* Begin *

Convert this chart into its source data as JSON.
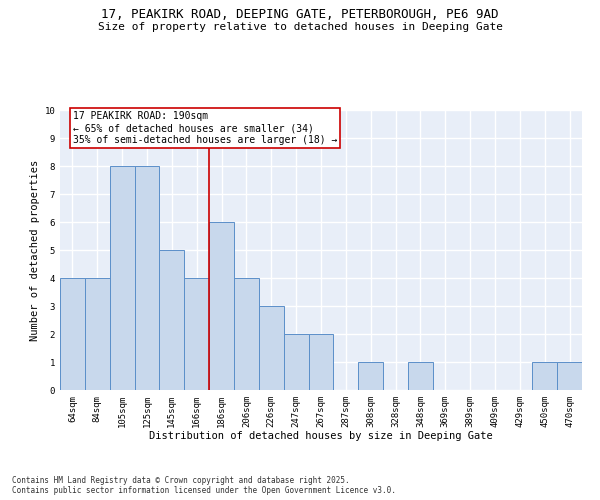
{
  "title_line1": "17, PEAKIRK ROAD, DEEPING GATE, PETERBOROUGH, PE6 9AD",
  "title_line2": "Size of property relative to detached houses in Deeping Gate",
  "xlabel": "Distribution of detached houses by size in Deeping Gate",
  "ylabel": "Number of detached properties",
  "categories": [
    "64sqm",
    "84sqm",
    "105sqm",
    "125sqm",
    "145sqm",
    "166sqm",
    "186sqm",
    "206sqm",
    "226sqm",
    "247sqm",
    "267sqm",
    "287sqm",
    "308sqm",
    "328sqm",
    "348sqm",
    "369sqm",
    "389sqm",
    "409sqm",
    "429sqm",
    "450sqm",
    "470sqm"
  ],
  "values": [
    4,
    4,
    8,
    8,
    5,
    4,
    6,
    4,
    3,
    2,
    2,
    0,
    1,
    0,
    1,
    0,
    0,
    0,
    0,
    1,
    1
  ],
  "bar_color": "#C8D8EC",
  "bar_edge_color": "#5B8FC9",
  "property_line_index": 6,
  "annotation_text_line1": "17 PEAKIRK ROAD: 190sqm",
  "annotation_text_line2": "← 65% of detached houses are smaller (34)",
  "annotation_text_line3": "35% of semi-detached houses are larger (18) →",
  "background_color": "#E8EEF8",
  "grid_color": "#FFFFFF",
  "ylim": [
    0,
    10
  ],
  "yticks": [
    0,
    1,
    2,
    3,
    4,
    5,
    6,
    7,
    8,
    9,
    10
  ],
  "footer_line1": "Contains HM Land Registry data © Crown copyright and database right 2025.",
  "footer_line2": "Contains public sector information licensed under the Open Government Licence v3.0.",
  "title_fontsize": 9,
  "subtitle_fontsize": 8,
  "axis_label_fontsize": 7.5,
  "tick_fontsize": 6.5,
  "annotation_fontsize": 7,
  "footer_fontsize": 5.5
}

* End *

__Problem__. All of the data needs repeating exactly, but the pictures do not.

__Answer to the task__.
Convert this chart into its source data as JSON.
{
  "title_line1": "17, PEAKIRK ROAD, DEEPING GATE, PETERBOROUGH, PE6 9AD",
  "title_line2": "Size of property relative to detached houses in Deeping Gate",
  "xlabel": "Distribution of detached houses by size in Deeping Gate",
  "ylabel": "Number of detached properties",
  "categories": [
    "64sqm",
    "84sqm",
    "105sqm",
    "125sqm",
    "145sqm",
    "166sqm",
    "186sqm",
    "206sqm",
    "226sqm",
    "247sqm",
    "267sqm",
    "287sqm",
    "308sqm",
    "328sqm",
    "348sqm",
    "369sqm",
    "389sqm",
    "409sqm",
    "429sqm",
    "450sqm",
    "470sqm"
  ],
  "values": [
    4,
    4,
    8,
    8,
    5,
    4,
    6,
    4,
    3,
    2,
    2,
    0,
    1,
    0,
    1,
    0,
    0,
    0,
    0,
    1,
    1
  ],
  "bar_color": "#C8D8EC",
  "bar_edge_color": "#5B8FC9",
  "property_line_index": 6,
  "annotation_text_line1": "17 PEAKIRK ROAD: 190sqm",
  "annotation_text_line2": "← 65% of detached houses are smaller (34)",
  "annotation_text_line3": "35% of semi-detached houses are larger (18) →",
  "background_color": "#E8EEF8",
  "grid_color": "#FFFFFF",
  "ylim": [
    0,
    10
  ],
  "yticks": [
    0,
    1,
    2,
    3,
    4,
    5,
    6,
    7,
    8,
    9,
    10
  ],
  "footer_line1": "Contains HM Land Registry data © Crown copyright and database right 2025.",
  "footer_line2": "Contains public sector information licensed under the Open Government Licence v3.0.",
  "title_fontsize": 9,
  "subtitle_fontsize": 8,
  "axis_label_fontsize": 7.5,
  "tick_fontsize": 6.5,
  "annotation_fontsize": 7,
  "footer_fontsize": 5.5
}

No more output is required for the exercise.